#### What is needed
Print the records again, character for character.

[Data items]
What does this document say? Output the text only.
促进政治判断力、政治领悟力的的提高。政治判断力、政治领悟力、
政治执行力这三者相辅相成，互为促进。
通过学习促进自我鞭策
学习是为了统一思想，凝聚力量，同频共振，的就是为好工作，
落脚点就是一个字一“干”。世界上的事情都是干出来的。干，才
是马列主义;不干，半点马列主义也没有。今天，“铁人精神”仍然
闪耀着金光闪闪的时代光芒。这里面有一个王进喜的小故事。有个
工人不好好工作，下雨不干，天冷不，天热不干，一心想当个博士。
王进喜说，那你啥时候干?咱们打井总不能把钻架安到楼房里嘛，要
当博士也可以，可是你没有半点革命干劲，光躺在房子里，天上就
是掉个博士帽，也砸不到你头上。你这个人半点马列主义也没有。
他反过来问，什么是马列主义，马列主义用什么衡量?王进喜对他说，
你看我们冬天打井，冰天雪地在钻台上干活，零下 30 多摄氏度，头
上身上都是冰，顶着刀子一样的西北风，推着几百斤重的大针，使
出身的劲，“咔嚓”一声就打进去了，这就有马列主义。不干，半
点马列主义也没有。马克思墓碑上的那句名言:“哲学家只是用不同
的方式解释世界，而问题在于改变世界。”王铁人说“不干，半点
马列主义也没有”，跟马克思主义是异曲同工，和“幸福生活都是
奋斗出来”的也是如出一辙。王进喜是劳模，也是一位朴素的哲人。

#### Answer to this task
What does this document say? Output the text only.
促进政治判断力、政治领悟力的的提高。政治判断力、政治领悟力、
政治执行力这三者相辅相成，互为促进。
通过学习促进自我鞭策
学习是为了统一思想，凝聚力量，同频共振，的就是为好工作，
落脚点就是一个字一“干”。世界上的事情都是干出来的。干，才
是马列主义;不干，半点马列主义也没有。今天，“铁人精神”仍然
闪耀着金光闪闪的时代光芒。这里面有一个王进喜的小故事。有个
工人不好好工作，下雨不干，天冷不，天热不干，一心想当个博士。
王进喜说，那你啥时候干?咱们打井总不能把钻架安到楼房里嘛，要
当博士也可以，可是你没有半点革命干劲，光躺在房子里，天上就
是掉个博士帽，也砸不到你头上。你这个人半点马列主义也没有。
他反过来问，什么是马列主义，马列主义用什么衡量?王进喜对他说，
你看我们冬天打井，冰天雪地在钻台上干活，零下 30 多摄氏度，头
上身上都是冰，顶着刀子一样的西北风，推着几百斤重的大针，使
出身的劲，“咔嚓”一声就打进去了，这就有马列主义。不干，半
点马列主义也没有。马克思墓碑上的那句名言:“哲学家只是用不同
的方式解释世界，而问题在于改变世界。”王铁人说“不干，半点
马列主义也没有”，跟马克思主义是异曲同工，和“幸福生活都是
奋斗出来”的也是如出一辙。王进喜是劳模，也是一位朴素的哲人。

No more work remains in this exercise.